YOUR INSTRUCTIONS: Print each line of the listing once more, precisely as given.

╔══

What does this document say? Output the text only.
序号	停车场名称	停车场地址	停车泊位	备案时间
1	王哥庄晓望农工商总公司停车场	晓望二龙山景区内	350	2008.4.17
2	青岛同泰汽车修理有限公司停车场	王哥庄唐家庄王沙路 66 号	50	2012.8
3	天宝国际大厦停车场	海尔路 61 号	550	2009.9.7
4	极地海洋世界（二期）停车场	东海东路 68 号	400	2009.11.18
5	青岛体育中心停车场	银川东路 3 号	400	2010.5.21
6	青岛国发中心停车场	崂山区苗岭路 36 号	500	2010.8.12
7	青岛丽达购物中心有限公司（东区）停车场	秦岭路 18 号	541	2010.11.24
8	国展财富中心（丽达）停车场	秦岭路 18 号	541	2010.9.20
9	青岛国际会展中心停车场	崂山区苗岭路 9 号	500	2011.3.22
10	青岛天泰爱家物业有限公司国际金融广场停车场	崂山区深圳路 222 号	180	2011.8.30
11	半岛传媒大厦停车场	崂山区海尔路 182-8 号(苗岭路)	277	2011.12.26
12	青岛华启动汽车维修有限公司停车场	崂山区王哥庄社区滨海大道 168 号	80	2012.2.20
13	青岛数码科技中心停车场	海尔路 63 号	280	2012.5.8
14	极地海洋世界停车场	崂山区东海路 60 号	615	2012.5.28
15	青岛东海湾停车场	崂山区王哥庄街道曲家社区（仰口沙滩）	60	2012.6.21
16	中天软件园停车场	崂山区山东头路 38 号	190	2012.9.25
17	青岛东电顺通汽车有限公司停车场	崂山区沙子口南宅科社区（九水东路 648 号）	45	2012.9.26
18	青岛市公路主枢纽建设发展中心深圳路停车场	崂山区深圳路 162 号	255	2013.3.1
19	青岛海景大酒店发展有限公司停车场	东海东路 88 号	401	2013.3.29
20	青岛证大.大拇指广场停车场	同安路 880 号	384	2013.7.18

╚══

REPLY TO THE TASK:
What does this document say? Output the text only.
序号	停车场名称	停车场地址	停车泊位	备案时间
1	王哥庄晓望农工商总公司停车场	晓望二龙山景区内	350	2008.4.17
2	青岛同泰汽车修理有限公司停车场	王哥庄唐家庄王沙路 66 号	50	2012.8
3	天宝国际大厦停车场	海尔路 61 号	550	2009.9.7
4	极地海洋世界（二期）停车场	东海东路 68 号	400	2009.11.18
5	青岛体育中心停车场	银川东路 3 号	400	2010.5.21
6	青岛国发中心停车场	崂山区苗岭路 36 号	500	2010.8.12
7	青岛丽达购物中心有限公司（东区）停车场	秦岭路 18 号	541	2010.11.24
8	国展财富中心（丽达）停车场	秦岭路 18 号	541	2010.9.20
9	青岛国际会展中心停车场	崂山区苗岭路 9 号	500	2011.3.22
10	青岛天泰爱家物业有限公司国际金融广场停车场	崂山区深圳路 222 号	180	2011.8.30
11	半岛传媒大厦停车场	崂山区海尔路 182-8 号(苗岭路)	277	2011.12.26
12	青岛华启动汽车维修有限公司停车场	崂山区王哥庄社区滨海大道 168 号	80	2012.2.20
13	青岛数码科技中心停车场	海尔路 63 号	280	2012.5.8
14	极地海洋世界停车场	崂山区东海路 60 号	615	2012.5.28
15	青岛东海湾停车场	崂山区王哥庄街道曲家社区（仰口沙滩）	60	2012.6.21
16	中天软件园停车场	崂山区山东头路 38 号	190	2012.9.25
17	青岛东电顺通汽车有限公司停车场	崂山区沙子口南宅科社区（九水东路 648 号）	45	2012.9.26
18	青岛市公路主枢纽建设发展中心深圳路停车场	崂山区深圳路 162 号	255	2013.3.1
19	青岛海景大酒店发展有限公司停车场	东海东路 88 号	401	2013.3.29
20	青岛证大.大拇指广场停车场	同安路 880 号	384	2013.7.18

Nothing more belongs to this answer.